Aim A :: Restate the court opinion on judges testifying word for word, in full.

Source excerpt ::
────────────────────────────────────────

This appellant was convicted by a jury in the District Court of Vermont, Bennington Circuit, on August 11, 1971, of the sale of a regulated drug. He has appealed to this Court on several grounds.
The prosecution in this case relied heavily on the testimony of a state police trooper that he had purchased the regulated drug from the defendant. The defense subpoenaed two judges from other district courts and wished to elicit from them testimony as to the reputation of the particular trooper for truth and veracity. In this way the defense hoped to impeach the testimonial credibility of that trooper.
The court below ruled that judges have an absolute privilege not to testify. We disagree.
It is the rule in Vermont that a judge may not be a witness in a cause before him. See Ricci v. Bove’s Administrator, 116 Vt. 406, 412, 78 A.2d 13 (1951); In re Hildreth Estate, 113 Vt. 26, 29, 28 A.2d 633 (1942); and State v. Bis-sell, 106 Vt. 80, 95, 170 A. 102 (1934).
We know, however, of no Vermont rule generally exempting judges from testifying. Absent any such special exemption, we believe that the general rules requiring subpoenaed persons to appear and testify apply to judges. See generally, 6 J. Wigmore, Evidence § 1909 (3d ed. 1940).
We note that the Franklin Municipal Court Judge testified in In re Monaghan, 126 Vt. 53, 63, 222 A.2d 665 (1966).
The defense in this case sought to introduce the testimony of the two subpoenaed judges that the reputation of the particular trooper witness for truth and veracity in the “criminal justice community” was poor. The court below refused to compel the testimony of the judges, on the basis of a judicial privilege against testifying.

────────────────────────────────────────

Collected data entries:
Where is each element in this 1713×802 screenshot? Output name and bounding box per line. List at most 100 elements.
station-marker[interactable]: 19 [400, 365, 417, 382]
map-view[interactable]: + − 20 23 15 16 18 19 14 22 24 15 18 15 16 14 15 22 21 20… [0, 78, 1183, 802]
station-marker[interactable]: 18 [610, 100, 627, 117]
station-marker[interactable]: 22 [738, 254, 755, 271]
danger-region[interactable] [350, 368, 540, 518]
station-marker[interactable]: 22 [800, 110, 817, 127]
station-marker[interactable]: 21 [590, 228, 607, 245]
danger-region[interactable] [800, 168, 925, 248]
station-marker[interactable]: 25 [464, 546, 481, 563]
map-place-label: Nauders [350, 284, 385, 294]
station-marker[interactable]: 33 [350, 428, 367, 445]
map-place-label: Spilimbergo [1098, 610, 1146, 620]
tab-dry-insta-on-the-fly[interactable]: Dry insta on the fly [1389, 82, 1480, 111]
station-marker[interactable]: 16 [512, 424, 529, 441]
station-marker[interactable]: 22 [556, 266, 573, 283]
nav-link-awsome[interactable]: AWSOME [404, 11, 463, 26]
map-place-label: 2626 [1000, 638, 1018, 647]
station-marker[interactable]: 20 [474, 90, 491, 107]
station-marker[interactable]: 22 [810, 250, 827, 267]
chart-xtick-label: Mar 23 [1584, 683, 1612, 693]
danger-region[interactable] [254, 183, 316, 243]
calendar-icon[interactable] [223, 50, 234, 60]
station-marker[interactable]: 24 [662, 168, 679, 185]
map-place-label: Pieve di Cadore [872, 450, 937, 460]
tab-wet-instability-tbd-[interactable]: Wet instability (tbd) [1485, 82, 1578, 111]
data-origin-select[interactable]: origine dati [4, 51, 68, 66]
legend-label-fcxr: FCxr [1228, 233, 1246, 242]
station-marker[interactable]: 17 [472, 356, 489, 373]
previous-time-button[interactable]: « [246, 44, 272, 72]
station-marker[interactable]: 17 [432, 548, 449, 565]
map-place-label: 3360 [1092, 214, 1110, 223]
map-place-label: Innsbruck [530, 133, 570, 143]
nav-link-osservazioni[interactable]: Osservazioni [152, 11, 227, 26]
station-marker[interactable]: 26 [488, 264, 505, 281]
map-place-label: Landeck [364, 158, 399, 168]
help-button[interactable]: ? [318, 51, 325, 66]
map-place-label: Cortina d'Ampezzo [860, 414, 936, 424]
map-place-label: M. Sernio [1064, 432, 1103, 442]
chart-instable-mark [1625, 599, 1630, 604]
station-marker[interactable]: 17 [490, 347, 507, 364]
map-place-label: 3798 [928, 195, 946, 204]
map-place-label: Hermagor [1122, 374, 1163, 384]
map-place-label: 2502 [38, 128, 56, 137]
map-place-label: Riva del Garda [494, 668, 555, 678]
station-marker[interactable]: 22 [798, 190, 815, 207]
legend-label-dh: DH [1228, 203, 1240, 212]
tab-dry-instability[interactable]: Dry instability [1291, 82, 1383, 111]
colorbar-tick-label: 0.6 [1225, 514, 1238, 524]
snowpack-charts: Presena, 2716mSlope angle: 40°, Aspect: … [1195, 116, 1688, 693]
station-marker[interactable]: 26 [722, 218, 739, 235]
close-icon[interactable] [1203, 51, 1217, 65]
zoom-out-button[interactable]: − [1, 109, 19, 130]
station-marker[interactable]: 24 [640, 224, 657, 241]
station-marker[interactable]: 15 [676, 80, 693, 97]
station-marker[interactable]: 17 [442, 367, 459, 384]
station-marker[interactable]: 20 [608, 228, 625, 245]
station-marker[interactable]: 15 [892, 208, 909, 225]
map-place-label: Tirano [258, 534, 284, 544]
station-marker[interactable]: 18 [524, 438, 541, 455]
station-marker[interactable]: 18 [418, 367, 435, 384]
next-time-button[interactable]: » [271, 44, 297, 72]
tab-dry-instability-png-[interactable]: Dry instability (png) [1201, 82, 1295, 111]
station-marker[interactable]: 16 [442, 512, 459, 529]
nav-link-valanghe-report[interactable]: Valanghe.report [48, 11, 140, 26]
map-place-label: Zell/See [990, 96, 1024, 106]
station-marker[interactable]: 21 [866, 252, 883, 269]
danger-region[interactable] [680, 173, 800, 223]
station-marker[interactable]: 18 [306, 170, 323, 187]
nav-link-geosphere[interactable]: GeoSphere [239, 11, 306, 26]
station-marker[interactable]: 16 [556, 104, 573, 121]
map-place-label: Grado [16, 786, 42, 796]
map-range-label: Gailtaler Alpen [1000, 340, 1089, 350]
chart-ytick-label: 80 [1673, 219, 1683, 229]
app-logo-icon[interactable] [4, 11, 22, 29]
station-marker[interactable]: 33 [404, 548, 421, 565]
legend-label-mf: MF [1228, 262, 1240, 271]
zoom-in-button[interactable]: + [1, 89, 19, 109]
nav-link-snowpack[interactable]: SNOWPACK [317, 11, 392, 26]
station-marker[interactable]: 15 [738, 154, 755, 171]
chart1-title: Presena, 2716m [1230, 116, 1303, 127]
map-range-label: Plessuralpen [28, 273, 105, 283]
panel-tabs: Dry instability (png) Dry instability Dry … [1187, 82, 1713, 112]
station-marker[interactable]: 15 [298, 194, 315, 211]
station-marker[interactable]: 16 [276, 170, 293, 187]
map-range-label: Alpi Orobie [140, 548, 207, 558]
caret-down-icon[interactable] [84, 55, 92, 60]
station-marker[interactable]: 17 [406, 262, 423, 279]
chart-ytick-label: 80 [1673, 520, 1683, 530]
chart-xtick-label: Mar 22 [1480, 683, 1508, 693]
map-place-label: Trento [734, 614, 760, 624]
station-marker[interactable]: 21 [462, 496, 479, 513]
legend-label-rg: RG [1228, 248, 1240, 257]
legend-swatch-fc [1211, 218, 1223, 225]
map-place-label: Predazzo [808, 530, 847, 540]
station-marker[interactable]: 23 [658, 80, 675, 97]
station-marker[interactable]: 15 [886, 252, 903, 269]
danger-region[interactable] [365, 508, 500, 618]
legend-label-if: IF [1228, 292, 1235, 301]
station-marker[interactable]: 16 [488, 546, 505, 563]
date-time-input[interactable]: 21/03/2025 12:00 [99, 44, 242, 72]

────────────────────────────────────────

Aim B :: Quote the records starting at their first line and ending at the line containing "station-marker[interactable]: 20 [474, 90, 491, 107]", with both of those lines included.

Full output A ::
This appellant was convicted by a jury in the District Court of Vermont, Bennington Circuit, on August 11, 1971, of the sale of a regulated drug. He has appealed to this Court on several grounds.
The prosecution in this case relied heavily on the testimony of a state police trooper that he had purchased the regulated drug from the defendant. The defense subpoenaed two judges from other district courts and wished to elicit from them testimony as to the reputation of the particular trooper for truth and veracity. In this way the defense hoped to impeach the testimonial credibility of that trooper.
The court below ruled that judges have an absolute privilege not to testify. We disagree.
It is the rule in Vermont that a judge may not be a witness in a cause before him. See Ricci v. Bove’s Administrator, 116 Vt. 406, 412, 78 A.2d 13 (1951); In re Hildreth Estate, 113 Vt. 26, 29, 28 A.2d 633 (1942); and State v. Bis-sell, 106 Vt. 80, 95, 170 A. 102 (1934).
We know, however, of no Vermont rule generally exempting judges from testifying. Absent any such special exemption, we believe that the general rules requiring subpoenaed persons to appear and testify apply to judges. See generally, 6 J. Wigmore, Evidence § 1909 (3d ed. 1940).
We note that the Franklin Municipal Court Judge testified in In re Monaghan, 126 Vt. 53, 63, 222 A.2d 665 (1966).
The defense in this case sought to introduce the testimony of the two subpoenaed judges that the reputation of the particular trooper witness for truth and veracity in the “criminal justice community” was poor. The court below refused to compel the testimony of the judges, on the basis of a judicial privilege against testifying.

Full output B ::
Where is each element in this 1713×802 screenshot? Output name and bounding box per line. List at most 100 elements.
station-marker[interactable]: 19 [400, 365, 417, 382]
map-view[interactable]: + − 20 23 15 16 18 19 14 22 24 15 18 15 16 14 15 22 21 20… [0, 78, 1183, 802]
station-marker[interactable]: 18 [610, 100, 627, 117]
station-marker[interactable]: 22 [738, 254, 755, 271]
danger-region[interactable] [350, 368, 540, 518]
station-marker[interactable]: 22 [800, 110, 817, 127]
station-marker[interactable]: 21 [590, 228, 607, 245]
danger-region[interactable] [800, 168, 925, 248]
station-marker[interactable]: 25 [464, 546, 481, 563]
map-place-label: Nauders [350, 284, 385, 294]
station-marker[interactable]: 33 [350, 428, 367, 445]
map-place-label: Spilimbergo [1098, 610, 1146, 620]
tab-dry-insta-on-the-fly[interactable]: Dry insta on the fly [1389, 82, 1480, 111]
station-marker[interactable]: 16 [512, 424, 529, 441]
station-marker[interactable]: 22 [556, 266, 573, 283]
nav-link-awsome[interactable]: AWSOME [404, 11, 463, 26]
map-place-label: 2626 [1000, 638, 1018, 647]
station-marker[interactable]: 20 [474, 90, 491, 107]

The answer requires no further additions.